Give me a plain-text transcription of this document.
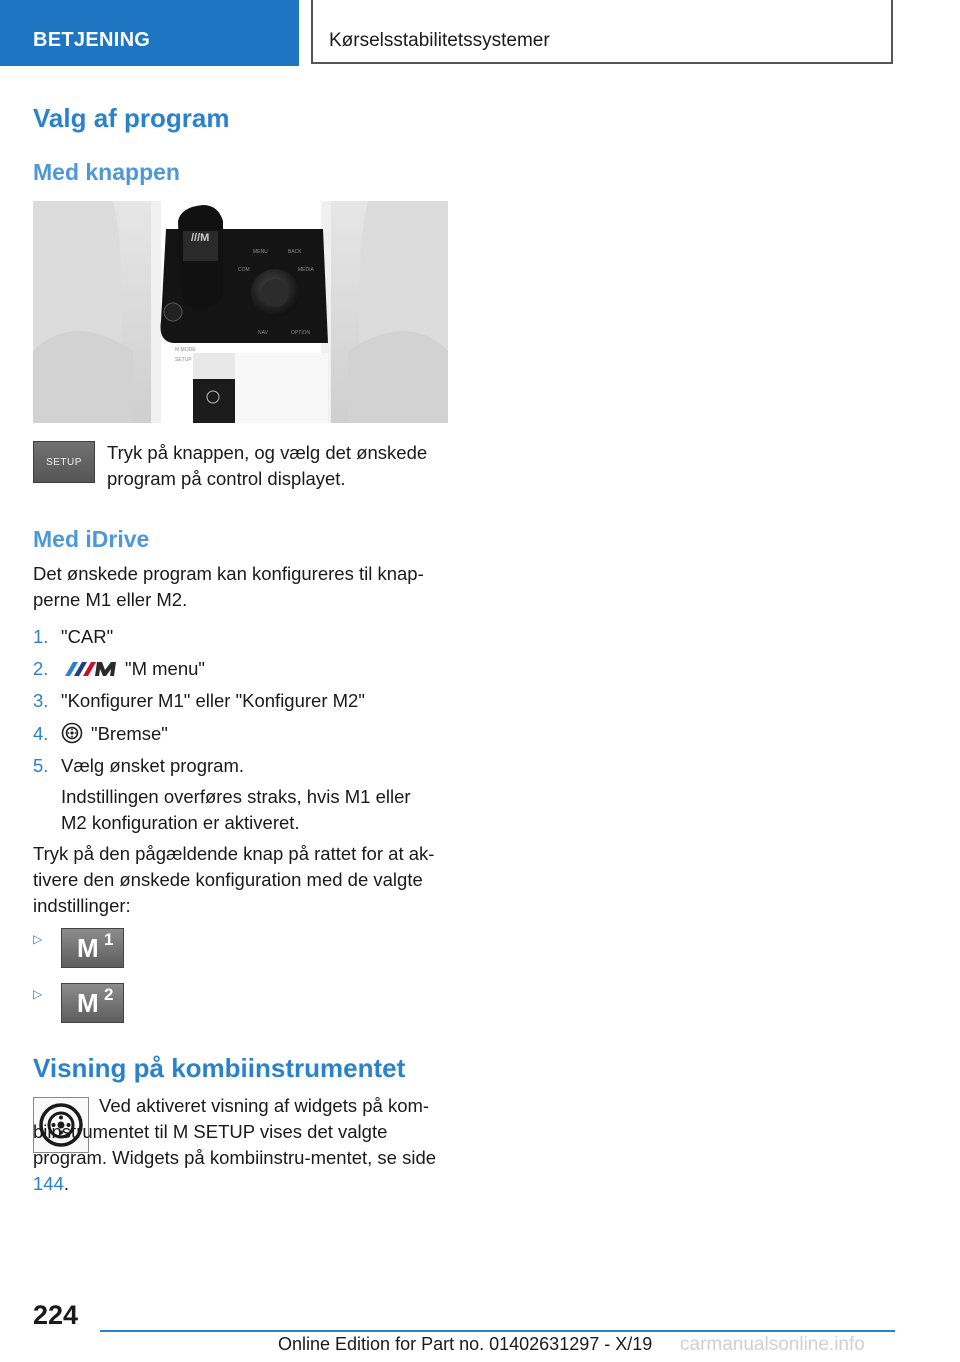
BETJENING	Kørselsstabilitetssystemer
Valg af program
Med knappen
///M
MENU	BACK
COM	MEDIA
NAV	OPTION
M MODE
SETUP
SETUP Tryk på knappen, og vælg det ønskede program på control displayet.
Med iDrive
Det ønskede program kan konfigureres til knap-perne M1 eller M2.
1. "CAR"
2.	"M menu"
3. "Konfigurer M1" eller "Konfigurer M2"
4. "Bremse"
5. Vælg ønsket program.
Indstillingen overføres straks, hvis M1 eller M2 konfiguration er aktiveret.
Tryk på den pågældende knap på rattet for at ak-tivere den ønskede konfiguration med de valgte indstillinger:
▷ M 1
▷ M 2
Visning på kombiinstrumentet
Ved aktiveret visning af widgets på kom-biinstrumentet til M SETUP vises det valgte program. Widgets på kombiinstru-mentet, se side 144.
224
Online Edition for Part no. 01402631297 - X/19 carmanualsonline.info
______
- REQUIREMENTS
Set each line of the records down exactly, leaving every picture out.

- EXERCISE RESPONSE
Give me a plain-text transcription of this document.
BETJENING	Kørselsstabilitetssystemer
Valg af program
Med knappen
///M
MENU	BACK
COM	MEDIA
NAV	OPTION
M MODE
SETUP
SETUP Tryk på knappen, og vælg det ønskede program på control displayet.
Med iDrive
Det ønskede program kan konfigureres til knap-perne M1 eller M2.
1. "CAR"
2.	"M menu"
3. "Konfigurer M1" eller "Konfigurer M2"
4. "Bremse"
5. Vælg ønsket program.
Indstillingen overføres straks, hvis M1 eller M2 konfiguration er aktiveret.
Tryk på den pågældende knap på rattet for at ak-tivere den ønskede konfiguration med de valgte indstillinger:
▷ M 1
▷ M 2
Visning på kombiinstrumentet
Ved aktiveret visning af widgets på kom-biinstrumentet til M SETUP vises det valgte program. Widgets på kombiinstru-mentet, se side 144.
224
Online Edition for Part no. 01402631297 - X/19 carmanualsonline.info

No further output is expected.